Instructions for the task
Pull every line containing the word "Myself" from the records.

Data records
"""

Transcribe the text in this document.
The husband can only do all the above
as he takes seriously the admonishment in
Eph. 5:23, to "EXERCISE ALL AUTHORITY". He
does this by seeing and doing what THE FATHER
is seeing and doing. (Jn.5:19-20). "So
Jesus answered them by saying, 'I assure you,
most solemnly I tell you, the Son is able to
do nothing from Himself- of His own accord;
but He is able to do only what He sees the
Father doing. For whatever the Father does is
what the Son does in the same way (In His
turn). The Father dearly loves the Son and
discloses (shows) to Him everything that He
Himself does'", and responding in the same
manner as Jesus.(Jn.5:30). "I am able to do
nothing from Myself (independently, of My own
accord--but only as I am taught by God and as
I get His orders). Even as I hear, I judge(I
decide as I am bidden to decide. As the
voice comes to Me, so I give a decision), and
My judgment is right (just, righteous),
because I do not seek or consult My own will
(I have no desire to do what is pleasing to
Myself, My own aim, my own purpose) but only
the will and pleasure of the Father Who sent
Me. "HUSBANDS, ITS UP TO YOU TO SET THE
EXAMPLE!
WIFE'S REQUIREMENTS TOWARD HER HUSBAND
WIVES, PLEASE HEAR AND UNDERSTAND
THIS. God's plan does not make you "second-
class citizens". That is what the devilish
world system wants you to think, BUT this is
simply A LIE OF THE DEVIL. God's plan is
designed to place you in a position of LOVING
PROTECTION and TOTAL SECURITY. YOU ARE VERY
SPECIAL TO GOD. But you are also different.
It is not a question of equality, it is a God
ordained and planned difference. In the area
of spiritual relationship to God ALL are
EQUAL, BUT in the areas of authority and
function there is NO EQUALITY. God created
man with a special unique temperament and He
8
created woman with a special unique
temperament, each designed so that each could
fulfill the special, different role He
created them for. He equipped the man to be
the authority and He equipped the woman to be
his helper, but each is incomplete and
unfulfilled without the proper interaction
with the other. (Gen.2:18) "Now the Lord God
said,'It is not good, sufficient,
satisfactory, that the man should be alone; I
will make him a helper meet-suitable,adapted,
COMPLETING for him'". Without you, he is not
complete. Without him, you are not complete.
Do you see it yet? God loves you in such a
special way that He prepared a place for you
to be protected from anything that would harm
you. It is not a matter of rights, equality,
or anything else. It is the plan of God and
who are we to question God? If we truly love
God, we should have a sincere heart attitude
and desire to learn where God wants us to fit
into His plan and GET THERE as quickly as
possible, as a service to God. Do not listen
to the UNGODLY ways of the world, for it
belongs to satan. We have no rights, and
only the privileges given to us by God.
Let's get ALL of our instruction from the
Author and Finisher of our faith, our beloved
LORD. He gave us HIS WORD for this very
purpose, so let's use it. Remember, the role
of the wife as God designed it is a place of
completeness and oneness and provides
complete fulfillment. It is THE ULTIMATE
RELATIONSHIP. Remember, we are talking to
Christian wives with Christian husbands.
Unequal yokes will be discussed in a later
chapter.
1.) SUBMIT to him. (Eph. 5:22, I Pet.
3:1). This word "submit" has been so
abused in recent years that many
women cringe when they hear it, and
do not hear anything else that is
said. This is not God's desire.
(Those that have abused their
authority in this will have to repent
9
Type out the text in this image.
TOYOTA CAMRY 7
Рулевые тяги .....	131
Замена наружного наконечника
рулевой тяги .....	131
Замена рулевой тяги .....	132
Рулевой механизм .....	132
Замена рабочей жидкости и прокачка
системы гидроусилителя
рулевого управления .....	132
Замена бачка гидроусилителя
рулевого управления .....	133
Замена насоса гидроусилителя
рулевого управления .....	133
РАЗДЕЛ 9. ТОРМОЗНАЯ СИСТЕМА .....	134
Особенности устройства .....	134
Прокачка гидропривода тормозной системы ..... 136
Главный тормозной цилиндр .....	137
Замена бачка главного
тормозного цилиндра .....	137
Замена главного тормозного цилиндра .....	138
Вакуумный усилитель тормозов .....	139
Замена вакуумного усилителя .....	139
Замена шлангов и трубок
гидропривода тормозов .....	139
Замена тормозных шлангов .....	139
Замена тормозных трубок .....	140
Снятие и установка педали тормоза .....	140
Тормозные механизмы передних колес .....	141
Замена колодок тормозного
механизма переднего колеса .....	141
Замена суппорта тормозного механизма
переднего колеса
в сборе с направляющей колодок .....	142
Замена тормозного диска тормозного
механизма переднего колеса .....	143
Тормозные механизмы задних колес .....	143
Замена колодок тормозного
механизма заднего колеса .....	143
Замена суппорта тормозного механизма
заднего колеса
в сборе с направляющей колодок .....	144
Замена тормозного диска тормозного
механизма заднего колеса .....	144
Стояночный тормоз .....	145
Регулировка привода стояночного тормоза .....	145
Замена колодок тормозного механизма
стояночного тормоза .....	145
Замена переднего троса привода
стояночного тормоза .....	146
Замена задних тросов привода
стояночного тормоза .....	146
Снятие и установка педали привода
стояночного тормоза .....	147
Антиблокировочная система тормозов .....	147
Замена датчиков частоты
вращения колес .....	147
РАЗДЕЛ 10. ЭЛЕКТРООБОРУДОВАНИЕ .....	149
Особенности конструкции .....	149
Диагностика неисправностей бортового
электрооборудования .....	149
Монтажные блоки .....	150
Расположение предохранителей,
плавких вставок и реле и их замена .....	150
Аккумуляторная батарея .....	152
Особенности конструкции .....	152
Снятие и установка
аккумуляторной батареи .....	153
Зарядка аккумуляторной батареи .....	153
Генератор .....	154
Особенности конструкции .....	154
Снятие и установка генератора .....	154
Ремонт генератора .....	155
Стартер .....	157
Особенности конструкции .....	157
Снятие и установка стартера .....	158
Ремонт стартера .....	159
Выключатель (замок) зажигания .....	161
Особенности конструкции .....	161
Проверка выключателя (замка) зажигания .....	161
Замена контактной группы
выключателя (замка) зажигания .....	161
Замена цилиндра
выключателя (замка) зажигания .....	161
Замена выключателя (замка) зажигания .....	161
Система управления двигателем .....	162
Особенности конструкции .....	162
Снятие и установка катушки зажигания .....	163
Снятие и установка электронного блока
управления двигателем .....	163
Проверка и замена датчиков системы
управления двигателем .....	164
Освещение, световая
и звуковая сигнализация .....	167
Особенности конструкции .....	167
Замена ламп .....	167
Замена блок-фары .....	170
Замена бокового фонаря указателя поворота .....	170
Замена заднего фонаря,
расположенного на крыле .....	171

"""

Written response
nothing from Myself (independently, of My own
Myself, My own aim, my own purpose) but only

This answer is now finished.